* Begin Items *
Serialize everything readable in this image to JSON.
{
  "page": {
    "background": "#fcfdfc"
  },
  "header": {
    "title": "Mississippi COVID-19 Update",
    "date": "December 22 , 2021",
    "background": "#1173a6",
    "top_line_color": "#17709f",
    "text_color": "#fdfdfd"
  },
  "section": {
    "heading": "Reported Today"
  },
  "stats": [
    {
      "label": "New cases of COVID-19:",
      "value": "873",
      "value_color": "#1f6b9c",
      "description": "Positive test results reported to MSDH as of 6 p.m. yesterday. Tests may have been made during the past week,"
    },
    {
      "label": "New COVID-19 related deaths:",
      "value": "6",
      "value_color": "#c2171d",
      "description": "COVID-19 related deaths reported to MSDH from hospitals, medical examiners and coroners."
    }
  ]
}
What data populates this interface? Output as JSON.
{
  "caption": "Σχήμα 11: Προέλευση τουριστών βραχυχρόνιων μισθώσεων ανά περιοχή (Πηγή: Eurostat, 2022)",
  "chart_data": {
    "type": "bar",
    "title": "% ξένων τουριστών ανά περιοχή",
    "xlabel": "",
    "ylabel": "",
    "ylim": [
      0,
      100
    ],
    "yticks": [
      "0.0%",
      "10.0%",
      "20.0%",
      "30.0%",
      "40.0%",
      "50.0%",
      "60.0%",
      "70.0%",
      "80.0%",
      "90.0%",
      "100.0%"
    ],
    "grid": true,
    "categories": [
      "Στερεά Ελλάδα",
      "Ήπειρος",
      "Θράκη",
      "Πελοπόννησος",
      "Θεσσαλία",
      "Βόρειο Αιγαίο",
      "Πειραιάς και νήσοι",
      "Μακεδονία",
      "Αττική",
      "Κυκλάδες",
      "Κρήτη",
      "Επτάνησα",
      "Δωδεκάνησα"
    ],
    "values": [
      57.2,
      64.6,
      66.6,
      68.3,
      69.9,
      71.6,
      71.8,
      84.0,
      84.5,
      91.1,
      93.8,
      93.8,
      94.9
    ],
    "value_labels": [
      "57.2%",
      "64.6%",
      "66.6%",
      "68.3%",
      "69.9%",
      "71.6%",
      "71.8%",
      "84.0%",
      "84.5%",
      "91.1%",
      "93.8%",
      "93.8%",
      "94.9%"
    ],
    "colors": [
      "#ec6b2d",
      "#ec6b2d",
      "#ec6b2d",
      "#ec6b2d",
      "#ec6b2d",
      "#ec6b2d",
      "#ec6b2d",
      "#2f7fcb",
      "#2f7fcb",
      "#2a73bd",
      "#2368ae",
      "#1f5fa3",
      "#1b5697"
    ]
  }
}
* End Items *
(What you will do)
Copy out the whole listing exactly; please set it all down.

(Final answer)
Serialize everything readable in this image to JSON.
{
  "page": {
    "background": "#fcfdfc"
  },
  "header": {
    "title": "Mississippi COVID-19 Update",
    "date": "December 22 , 2021",
    "background": "#1173a6",
    "top_line_color": "#17709f",
    "text_color": "#fdfdfd"
  },
  "section": {
    "heading": "Reported Today"
  },
  "stats": [
    {
      "label": "New cases of COVID-19:",
      "value": "873",
      "value_color": "#1f6b9c",
      "description": "Positive test results reported to MSDH as of 6 p.m. yesterday. Tests may have been made during the past week,"
    },
    {
      "label": "New COVID-19 related deaths:",
      "value": "6",
      "value_color": "#c2171d",
      "description": "COVID-19 related deaths reported to MSDH from hospitals, medical examiners and coroners."
    }
  ]
}
What data populates this interface? Output as JSON.
{
  "caption": "Σχήμα 11: Προέλευση τουριστών βραχυχρόνιων μισθώσεων ανά περιοχή (Πηγή: Eurostat, 2022)",
  "chart_data": {
    "type": "bar",
    "title": "% ξένων τουριστών ανά περιοχή",
    "xlabel": "",
    "ylabel": "",
    "ylim": [
      0,
      100
    ],
    "yticks": [
      "0.0%",
      "10.0%",
      "20.0%",
      "30.0%",
      "40.0%",
      "50.0%",
      "60.0%",
      "70.0%",
      "80.0%",
      "90.0%",
      "100.0%"
    ],
    "grid": true,
    "categories": [
      "Στερεά Ελλάδα",
      "Ήπειρος",
      "Θράκη",
      "Πελοπόννησος",
      "Θεσσαλία",
      "Βόρειο Αιγαίο",
      "Πειραιάς και νήσοι",
      "Μακεδονία",
      "Αττική",
      "Κυκλάδες",
      "Κρήτη",
      "Επτάνησα",
      "Δωδεκάνησα"
    ],
    "values": [
      57.2,
      64.6,
      66.6,
      68.3,
      69.9,
      71.6,
      71.8,
      84.0,
      84.5,
      91.1,
      93.8,
      93.8,
      94.9
    ],
    "value_labels": [
      "57.2%",
      "64.6%",
      "66.6%",
      "68.3%",
      "69.9%",
      "71.6%",
      "71.8%",
      "84.0%",
      "84.5%",
      "91.1%",
      "93.8%",
      "93.8%",
      "94.9%"
    ],
    "colors": [
      "#ec6b2d",
      "#ec6b2d",
      "#ec6b2d",
      "#ec6b2d",
      "#ec6b2d",
      "#ec6b2d",
      "#ec6b2d",
      "#2f7fcb",
      "#2f7fcb",
      "#2a73bd",
      "#2368ae",
      "#1f5fa3",
      "#1b5697"
    ]
  }
}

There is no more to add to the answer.